- _Task objective_
Write out each line from the data below that includes the word "name".

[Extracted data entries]
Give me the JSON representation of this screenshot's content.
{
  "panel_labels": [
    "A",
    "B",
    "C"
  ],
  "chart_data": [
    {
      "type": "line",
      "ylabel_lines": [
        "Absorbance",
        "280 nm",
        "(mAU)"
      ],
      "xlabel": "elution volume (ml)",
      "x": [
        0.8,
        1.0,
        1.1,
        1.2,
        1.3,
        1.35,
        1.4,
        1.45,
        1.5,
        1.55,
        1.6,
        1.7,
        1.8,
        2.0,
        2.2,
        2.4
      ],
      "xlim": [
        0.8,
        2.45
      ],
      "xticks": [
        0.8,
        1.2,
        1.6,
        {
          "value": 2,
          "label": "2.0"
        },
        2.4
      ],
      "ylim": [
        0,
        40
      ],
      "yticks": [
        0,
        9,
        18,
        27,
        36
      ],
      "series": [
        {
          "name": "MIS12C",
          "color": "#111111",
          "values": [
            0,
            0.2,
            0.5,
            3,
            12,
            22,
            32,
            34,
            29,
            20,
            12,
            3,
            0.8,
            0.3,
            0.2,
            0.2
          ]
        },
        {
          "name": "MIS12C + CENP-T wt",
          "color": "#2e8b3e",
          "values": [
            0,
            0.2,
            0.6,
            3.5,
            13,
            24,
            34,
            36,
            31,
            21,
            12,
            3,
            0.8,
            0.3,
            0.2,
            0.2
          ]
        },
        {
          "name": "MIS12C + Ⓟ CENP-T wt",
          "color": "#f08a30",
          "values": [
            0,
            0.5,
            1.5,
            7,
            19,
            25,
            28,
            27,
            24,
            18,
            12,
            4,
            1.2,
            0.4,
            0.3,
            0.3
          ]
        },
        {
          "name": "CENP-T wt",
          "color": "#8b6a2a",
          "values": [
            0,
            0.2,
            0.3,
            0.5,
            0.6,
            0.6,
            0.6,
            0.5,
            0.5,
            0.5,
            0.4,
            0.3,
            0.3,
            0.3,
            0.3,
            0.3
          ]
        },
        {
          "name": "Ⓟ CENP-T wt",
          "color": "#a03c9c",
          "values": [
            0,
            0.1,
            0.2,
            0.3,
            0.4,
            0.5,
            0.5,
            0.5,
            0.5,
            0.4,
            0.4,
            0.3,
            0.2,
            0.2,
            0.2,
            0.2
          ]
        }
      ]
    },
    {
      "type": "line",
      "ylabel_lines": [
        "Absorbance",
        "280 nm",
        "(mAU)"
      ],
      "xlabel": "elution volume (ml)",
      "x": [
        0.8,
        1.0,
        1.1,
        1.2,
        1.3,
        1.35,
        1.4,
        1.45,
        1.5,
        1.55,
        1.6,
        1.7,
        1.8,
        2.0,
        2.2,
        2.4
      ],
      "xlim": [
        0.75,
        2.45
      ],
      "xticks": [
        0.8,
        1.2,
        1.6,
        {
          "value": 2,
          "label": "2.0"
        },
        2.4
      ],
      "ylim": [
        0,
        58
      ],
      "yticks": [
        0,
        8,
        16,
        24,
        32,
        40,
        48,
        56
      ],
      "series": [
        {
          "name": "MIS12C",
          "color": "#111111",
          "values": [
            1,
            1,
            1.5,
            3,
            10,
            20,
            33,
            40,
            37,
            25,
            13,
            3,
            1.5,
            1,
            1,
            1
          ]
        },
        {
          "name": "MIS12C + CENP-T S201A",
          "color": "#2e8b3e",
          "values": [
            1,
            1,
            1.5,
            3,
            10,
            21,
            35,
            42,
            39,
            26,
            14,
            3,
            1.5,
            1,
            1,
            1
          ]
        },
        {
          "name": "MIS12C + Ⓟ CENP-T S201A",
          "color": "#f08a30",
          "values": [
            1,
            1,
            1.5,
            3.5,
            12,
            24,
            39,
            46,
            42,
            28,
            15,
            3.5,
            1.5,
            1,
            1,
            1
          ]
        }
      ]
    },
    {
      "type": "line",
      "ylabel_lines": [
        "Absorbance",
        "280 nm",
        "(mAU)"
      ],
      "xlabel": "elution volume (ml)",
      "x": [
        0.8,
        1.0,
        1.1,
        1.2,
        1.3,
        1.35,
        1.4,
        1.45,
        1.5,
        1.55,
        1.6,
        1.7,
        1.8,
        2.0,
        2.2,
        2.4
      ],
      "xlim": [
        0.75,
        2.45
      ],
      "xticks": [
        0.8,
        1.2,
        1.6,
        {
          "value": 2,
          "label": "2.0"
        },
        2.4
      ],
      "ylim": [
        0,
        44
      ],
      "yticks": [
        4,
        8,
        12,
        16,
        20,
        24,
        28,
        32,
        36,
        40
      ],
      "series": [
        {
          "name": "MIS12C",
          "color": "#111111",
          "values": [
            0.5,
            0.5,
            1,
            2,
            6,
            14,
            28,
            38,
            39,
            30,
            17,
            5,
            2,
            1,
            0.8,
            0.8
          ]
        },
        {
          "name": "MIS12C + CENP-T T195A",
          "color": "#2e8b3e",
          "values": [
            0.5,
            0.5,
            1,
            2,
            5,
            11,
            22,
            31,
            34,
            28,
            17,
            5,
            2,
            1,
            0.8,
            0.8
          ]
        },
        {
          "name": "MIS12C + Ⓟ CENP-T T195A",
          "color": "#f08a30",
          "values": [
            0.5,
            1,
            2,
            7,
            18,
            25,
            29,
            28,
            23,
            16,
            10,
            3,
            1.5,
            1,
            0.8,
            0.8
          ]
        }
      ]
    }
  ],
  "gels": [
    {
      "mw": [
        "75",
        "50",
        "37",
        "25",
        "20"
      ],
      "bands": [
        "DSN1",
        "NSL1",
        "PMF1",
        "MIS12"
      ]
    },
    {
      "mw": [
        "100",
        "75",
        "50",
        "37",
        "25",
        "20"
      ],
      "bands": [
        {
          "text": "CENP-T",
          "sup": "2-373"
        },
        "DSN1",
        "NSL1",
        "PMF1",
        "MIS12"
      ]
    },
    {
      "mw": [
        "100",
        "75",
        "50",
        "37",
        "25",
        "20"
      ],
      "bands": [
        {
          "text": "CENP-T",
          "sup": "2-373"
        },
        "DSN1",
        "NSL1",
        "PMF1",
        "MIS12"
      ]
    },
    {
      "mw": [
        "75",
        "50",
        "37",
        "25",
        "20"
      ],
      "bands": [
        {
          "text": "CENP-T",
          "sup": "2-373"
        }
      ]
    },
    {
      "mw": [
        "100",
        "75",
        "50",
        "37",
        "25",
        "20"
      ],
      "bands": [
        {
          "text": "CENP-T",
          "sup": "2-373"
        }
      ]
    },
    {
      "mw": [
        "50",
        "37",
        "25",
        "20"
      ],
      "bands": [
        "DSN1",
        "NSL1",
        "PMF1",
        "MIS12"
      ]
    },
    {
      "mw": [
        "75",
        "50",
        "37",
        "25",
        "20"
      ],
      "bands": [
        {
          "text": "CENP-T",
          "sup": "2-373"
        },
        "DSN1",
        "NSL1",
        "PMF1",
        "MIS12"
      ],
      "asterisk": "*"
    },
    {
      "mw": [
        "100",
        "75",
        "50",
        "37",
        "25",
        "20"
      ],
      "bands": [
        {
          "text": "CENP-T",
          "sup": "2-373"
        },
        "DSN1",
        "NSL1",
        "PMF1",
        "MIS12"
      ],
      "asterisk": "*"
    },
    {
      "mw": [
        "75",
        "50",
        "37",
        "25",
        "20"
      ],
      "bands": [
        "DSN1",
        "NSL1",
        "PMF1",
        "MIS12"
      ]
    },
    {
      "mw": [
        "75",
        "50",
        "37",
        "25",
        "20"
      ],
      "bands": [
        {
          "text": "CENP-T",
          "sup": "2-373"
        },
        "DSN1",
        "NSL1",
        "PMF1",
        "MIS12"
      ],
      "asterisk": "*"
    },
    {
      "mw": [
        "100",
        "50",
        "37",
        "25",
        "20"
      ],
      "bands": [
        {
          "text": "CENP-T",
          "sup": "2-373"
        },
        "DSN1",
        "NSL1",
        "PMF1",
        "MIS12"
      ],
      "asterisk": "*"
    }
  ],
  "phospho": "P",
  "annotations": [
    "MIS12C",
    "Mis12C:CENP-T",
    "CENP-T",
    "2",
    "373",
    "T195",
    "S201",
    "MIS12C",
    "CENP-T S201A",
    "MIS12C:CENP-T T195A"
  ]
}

- _Reply to the exercise_
          "name": "MIS12C",
          "name": "MIS12C + CENP-T wt",
          "name": "MIS12C + Ⓟ CENP-T wt",
          "name": "CENP-T wt",
          "name": "Ⓟ CENP-T wt",
          "name": "MIS12C",
          "name": "MIS12C + CENP-T S201A",
          "name": "MIS12C + Ⓟ CENP-T S201A",
          "name": "MIS12C",
          "name": "MIS12C + CENP-T T195A",
          "name": "MIS12C + Ⓟ CENP-T T195A",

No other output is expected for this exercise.